### RAW DATA
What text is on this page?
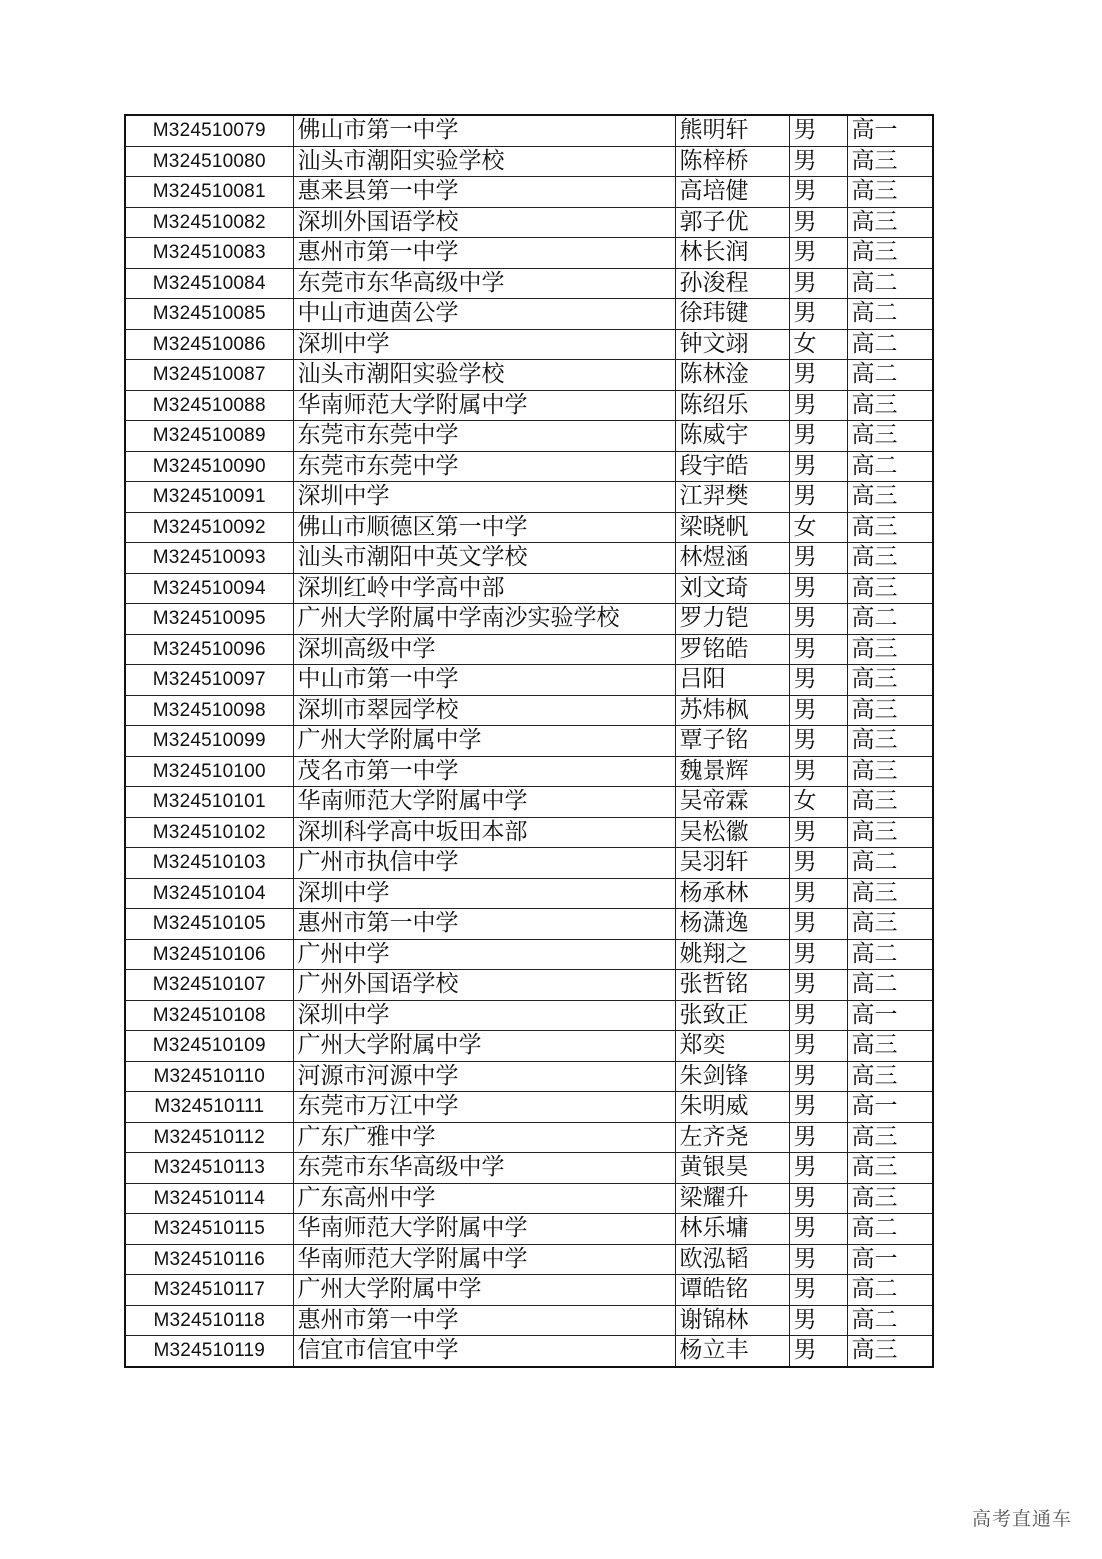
M324510079	佛山市第一中学	熊明轩	男	高一
M324510080	汕头市潮阳实验学校	陈梓桥	男	高三
M324510081	惠来县第一中学	高培健	男	高三
M324510082	深圳外国语学校	郭子优	男	高三
M324510083	惠州市第一中学	林长润	男	高三
M324510084	东莞市东华高级中学	孙浚程	男	高二
M324510085	中山市迪茵公学	徐玮键	男	高二
M324510086	深圳中学	钟文翊	女	高二
M324510087	汕头市潮阳实验学校	陈林淦	男	高二
M324510088	华南师范大学附属中学	陈绍乐	男	高三
M324510089	东莞市东莞中学	陈威宇	男	高三
M324510090	东莞市东莞中学	段宇皓	男	高二
M324510091	深圳中学	江羿樊	男	高三
M324510092	佛山市顺德区第一中学	梁晓帆	女	高三
M324510093	汕头市潮阳中英文学校	林煜涵	男	高三
M324510094	深圳红岭中学高中部	刘文琦	男	高三
M324510095	广州大学附属中学南沙实验学校	罗力铠	男	高二
M324510096	深圳高级中学	罗铭皓	男	高三
M324510097	中山市第一中学	吕阳	男	高三
M324510098	深圳市翠园学校	苏炜枫	男	高三
M324510099	广州大学附属中学	覃子铭	男	高三
M324510100	茂名市第一中学	魏景辉	男	高三
M324510101	华南师范大学附属中学	吴帝霖	女	高三
M324510102	深圳科学高中坂田本部	吴松徽	男	高三
M324510103	广州市执信中学	吴羽轩	男	高二
M324510104	深圳中学	杨承林	男	高三
M324510105	惠州市第一中学	杨潇逸	男	高三
M324510106	广州中学	姚翔之	男	高二
M324510107	广州外国语学校	张哲铭	男	高二
M324510108	深圳中学	张致正	男	高一
M324510109	广州大学附属中学	郑奕	男	高三
M324510110	河源市河源中学	朱剑锋	男	高三
M324510111	东莞市万江中学	朱明威	男	高一
M324510112	广东广雅中学	左齐尧	男	高三
M324510113	东莞市东华高级中学	黄银昊	男	高三
M324510114	广东高州中学	梁耀升	男	高三
M324510115	华南师范大学附属中学	林乐墉	男	高二
M324510116	华南师范大学附属中学	欧泓韬	男	高一
M324510117	广州大学附属中学	谭皓铭	男	高二
M324510118	惠州市第一中学	谢锦林	男	高二
M324510119	信宜市信宜中学	杨立丰	男	高三
高考直通车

### PROMPT
Tell how many lines of the data above hold the string "东莞市东华高级中学". Give only the number.

### EXERCISE OUTPUT
2